Problem to solve:
Below are the records. Gather each line that holds "text".

Data:
● ● ● ● ●

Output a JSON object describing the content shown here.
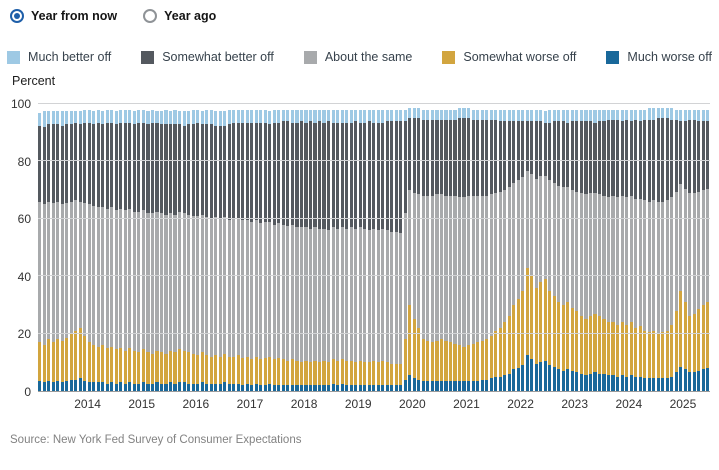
{
  "controls": {
    "radios": [
      {
        "label": "Year from now",
        "selected": true
      },
      {
        "label": "Year ago",
        "selected": false
      }
    ]
  },
  "legend": {
    "items": [
      {
        "label": "Much better off",
        "color": "#9ec9e4"
      },
      {
        "label": "Somewhat better off",
        "color": "#54595f"
      },
      {
        "label": "About the same",
        "color": "#a8aaac"
      },
      {
        "label": "Somewhat worse off",
        "color": "#d2a53f"
      },
      {
        "label": "Much worse off",
        "color": "#19689a"
      }
    ]
  },
  "source": {
    "text": "Source: New York Fed Survey of Consumer Expectations"
  },
  "chart_data": {
    "type": "bar",
    "subtype": "stacked-monthly",
    "title": "",
    "ylabel": "Percent",
    "ylim": [
      0,
      100
    ],
    "yticks": [
      0,
      20,
      40,
      60,
      80,
      100
    ],
    "grid": true,
    "legend_position": "top-center",
    "start_month": "2013-06",
    "end_month": "2025-10",
    "x_year_labels": [
      2014,
      2015,
      2016,
      2017,
      2018,
      2019,
      2020,
      2021,
      2022,
      2023,
      2024,
      2025
    ],
    "series": [
      {
        "name": "Much worse off",
        "color": "#19689a",
        "values": [
          3.5,
          3,
          3.5,
          3,
          3.5,
          3,
          3.5,
          4,
          4,
          4.5,
          3.5,
          3,
          3,
          3,
          3,
          2.5,
          3,
          2.5,
          3,
          2.5,
          3,
          2.5,
          2.5,
          3,
          2.5,
          2.5,
          3,
          2.5,
          2.5,
          3,
          2.5,
          3,
          3,
          2.5,
          2.5,
          2.5,
          3,
          2.5,
          2.5,
          2.5,
          2.5,
          3,
          2.5,
          2.5,
          2.5,
          2,
          2.5,
          2,
          2.5,
          2,
          2,
          2.5,
          2,
          2,
          2,
          2,
          2,
          2,
          2,
          2,
          2,
          2,
          2,
          2,
          2,
          2.5,
          2,
          2.5,
          2,
          2,
          2,
          2,
          2,
          2,
          2,
          2,
          2,
          2,
          2,
          2,
          2,
          4,
          5.5,
          4.5,
          4,
          3.5,
          3.5,
          3.5,
          3.5,
          3.5,
          3.5,
          3.5,
          3.5,
          3.5,
          3.5,
          3.5,
          3.5,
          3.5,
          4,
          4,
          4.5,
          5,
          5,
          5.5,
          6,
          7.5,
          8,
          9,
          12.5,
          11,
          9.5,
          10,
          10.5,
          9,
          8.5,
          7.5,
          7,
          7.5,
          7,
          6.5,
          6,
          5.5,
          6,
          6.5,
          6,
          6,
          5.5,
          5.5,
          5,
          5.5,
          5,
          5.5,
          5,
          5,
          4.5,
          4.5,
          4.5,
          4.5,
          4.5,
          4.5,
          5,
          6.5,
          8.5,
          7.5,
          6.5,
          6.5,
          7,
          7.5,
          8
        ]
      },
      {
        "name": "Somewhat worse off",
        "color": "#d2a53f",
        "values": [
          13.5,
          13,
          14.5,
          14,
          14.5,
          14.5,
          15,
          16,
          17,
          17.5,
          15.5,
          14,
          13,
          12.5,
          13,
          12.5,
          12.5,
          12,
          12,
          11.5,
          12,
          11.5,
          11,
          11.5,
          11,
          10.5,
          11,
          11,
          10.5,
          11,
          11,
          11.5,
          11,
          11,
          10.5,
          10,
          10.5,
          10,
          9.5,
          10,
          9.5,
          10,
          9.5,
          9.5,
          10,
          9.5,
          9.5,
          9,
          9.5,
          9,
          9.5,
          9.5,
          9,
          9.5,
          9,
          8.5,
          9,
          8.5,
          8,
          8.5,
          8,
          8.5,
          8,
          8.5,
          8,
          8.5,
          8.5,
          8.5,
          8.5,
          8.5,
          8,
          8.5,
          8,
          8,
          8.5,
          8,
          8.5,
          8,
          7.5,
          7.5,
          7.5,
          14,
          24.5,
          20.5,
          18,
          14.5,
          14,
          13.5,
          14,
          14.5,
          14,
          13.5,
          13,
          12.5,
          12,
          12.5,
          13,
          13.5,
          13.5,
          14,
          14.5,
          16,
          17,
          18.5,
          20,
          22.5,
          24,
          26,
          30.5,
          29,
          26.5,
          28,
          28.5,
          26,
          24.5,
          23.5,
          23,
          23.5,
          22,
          21.5,
          20,
          19.5,
          20,
          20.5,
          20,
          19,
          18.5,
          18.5,
          18,
          18.5,
          18,
          18.5,
          17,
          17.5,
          16.5,
          16,
          16.5,
          15.5,
          16,
          16.5,
          18,
          21.5,
          26.5,
          23.5,
          19.5,
          20.5,
          21.5,
          22.5,
          23
        ]
      },
      {
        "name": "About the same",
        "color": "#a8aaac",
        "values": [
          49,
          49,
          48,
          48.5,
          48,
          47.5,
          47,
          46,
          45.5,
          44,
          46.5,
          48,
          48.5,
          48.5,
          48,
          48.5,
          48.5,
          48.5,
          48.5,
          49,
          48.5,
          48.5,
          49,
          48.5,
          48.5,
          49,
          48.5,
          48.5,
          48.5,
          48,
          48,
          48,
          48,
          48,
          48,
          48.5,
          48,
          48,
          48,
          48,
          48,
          47.5,
          47.5,
          48,
          47.5,
          48,
          47.5,
          48,
          47.5,
          47.5,
          47.5,
          47,
          47,
          47,
          47,
          47,
          47,
          46.5,
          47,
          46.5,
          46.5,
          46.5,
          46.5,
          46,
          46,
          46,
          46,
          46,
          46,
          46.5,
          46.5,
          46.5,
          46.5,
          46,
          46,
          46,
          46,
          46,
          46,
          46,
          45.5,
          44,
          40,
          44,
          46.5,
          50,
          50.5,
          51,
          51,
          50.5,
          50.5,
          51,
          51.5,
          51.5,
          52,
          52,
          51.5,
          51,
          50.5,
          50,
          49.5,
          48,
          47.5,
          46,
          45,
          42.5,
          41.5,
          39.5,
          33.5,
          35.5,
          38,
          37,
          36,
          38.5,
          39.5,
          40.5,
          41,
          40,
          41,
          41.5,
          43,
          43.5,
          43,
          42,
          42.5,
          43,
          43.5,
          44,
          44.5,
          44,
          44.5,
          44,
          45,
          44.5,
          45.5,
          45.5,
          45.5,
          46,
          45.5,
          45.5,
          44.5,
          41.5,
          37,
          39.5,
          43,
          42,
          41,
          40,
          39.5
        ]
      },
      {
        "name": "Somewhat better off",
        "color": "#54595f",
        "values": [
          26.5,
          27,
          27,
          27.5,
          27,
          27.5,
          27.5,
          27,
          27,
          27,
          28,
          28.5,
          28.5,
          29.5,
          29,
          30,
          29.5,
          30,
          30,
          30.5,
          30,
          30.5,
          31,
          30.5,
          31,
          31.5,
          31,
          31,
          31.5,
          31,
          31.5,
          30.5,
          30.5,
          31.5,
          32,
          32.5,
          31.5,
          32.5,
          33,
          32,
          32.5,
          32,
          33.5,
          33.5,
          33.5,
          34,
          34,
          34.5,
          34,
          35,
          34.5,
          34,
          35.5,
          35,
          36,
          36.5,
          35.5,
          36.5,
          37,
          36.5,
          37.5,
          36.5,
          37.5,
          37,
          38,
          36.5,
          37,
          36.5,
          37,
          36.5,
          37.5,
          36.5,
          37,
          38,
          37,
          37.5,
          37,
          38,
          38.5,
          38.5,
          39,
          32,
          25,
          26,
          26.5,
          26.5,
          26.5,
          26.5,
          26,
          26,
          26.5,
          26.5,
          26.5,
          27.5,
          27.5,
          27,
          26.5,
          26.5,
          26.5,
          26.5,
          26,
          25.5,
          24.5,
          24,
          23,
          21.5,
          20.5,
          19.5,
          17.5,
          18.5,
          20,
          19,
          18.5,
          20,
          21.5,
          22.5,
          23,
          22.5,
          24,
          24.5,
          25,
          25.5,
          25,
          24.5,
          25.5,
          26,
          27,
          26.5,
          27,
          26,
          27,
          26,
          27.5,
          27,
          28,
          28.5,
          28,
          29,
          29,
          28.5,
          27,
          25,
          22,
          23.5,
          25.5,
          25.5,
          24.5,
          24,
          23.5
        ]
      },
      {
        "name": "Much better off",
        "color": "#9ec9e4",
        "values": [
          4.5,
          5.5,
          4.5,
          4.5,
          4.5,
          5,
          4.5,
          4.5,
          4,
          4.5,
          4.5,
          4.5,
          4.5,
          4.5,
          4.5,
          4.5,
          4.5,
          4.5,
          4.5,
          4.5,
          4.5,
          4.5,
          4.5,
          4.5,
          4.5,
          4.5,
          4,
          4.5,
          5,
          4.5,
          5,
          4.5,
          5,
          4.5,
          5,
          4.5,
          4.5,
          5,
          5,
          5,
          5,
          5,
          5,
          4.5,
          4.5,
          4.5,
          4.5,
          4.5,
          4.5,
          4.5,
          4.5,
          4.5,
          4.5,
          4.5,
          4,
          4,
          4.5,
          4.5,
          4,
          4.5,
          4,
          4.5,
          4,
          4.5,
          4,
          4.5,
          4.5,
          4.5,
          4.5,
          4.5,
          4,
          4.5,
          4.5,
          4,
          4.5,
          4.5,
          4.5,
          4,
          4,
          4,
          4,
          4,
          3.5,
          3.5,
          3.5,
          3.5,
          3.5,
          3.5,
          3.5,
          3.5,
          3.5,
          3.5,
          3.5,
          3.5,
          3.5,
          3.5,
          3.5,
          3.5,
          3.5,
          3.5,
          3.5,
          3.5,
          4,
          4,
          4,
          4,
          4,
          4,
          4,
          4,
          4,
          4,
          4,
          4.5,
          4,
          4,
          4,
          4.5,
          4,
          4,
          4,
          4,
          4,
          4.5,
          4,
          4,
          3.5,
          3.5,
          3.5,
          4,
          3.5,
          4,
          3.5,
          4,
          3.5,
          4,
          4,
          3.5,
          3.5,
          3.5,
          4,
          3.5,
          4,
          4,
          3.5,
          3.5,
          4,
          4,
          4
        ]
      }
    ]
  }
}
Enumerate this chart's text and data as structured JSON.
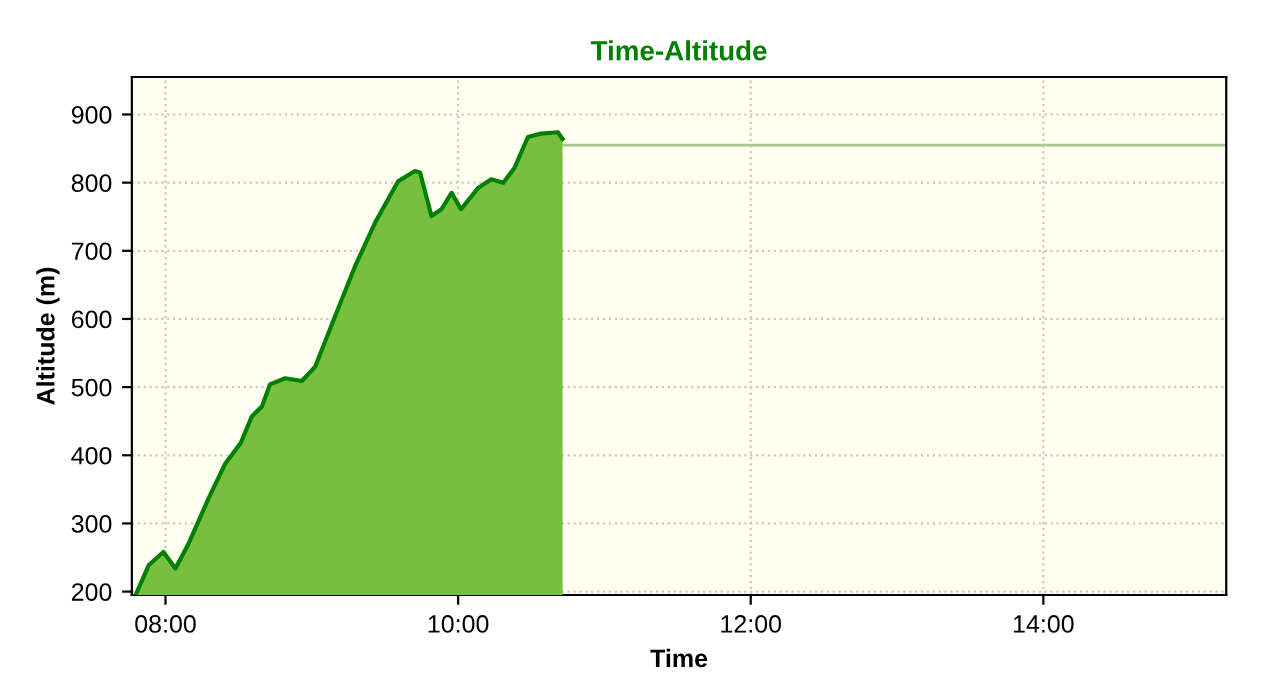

● ● ● ● ●

The solution:
    "text": "Source: New York Fed Survey of Consumer Expectations"
Enumerate this chart's text and data as structured JSON.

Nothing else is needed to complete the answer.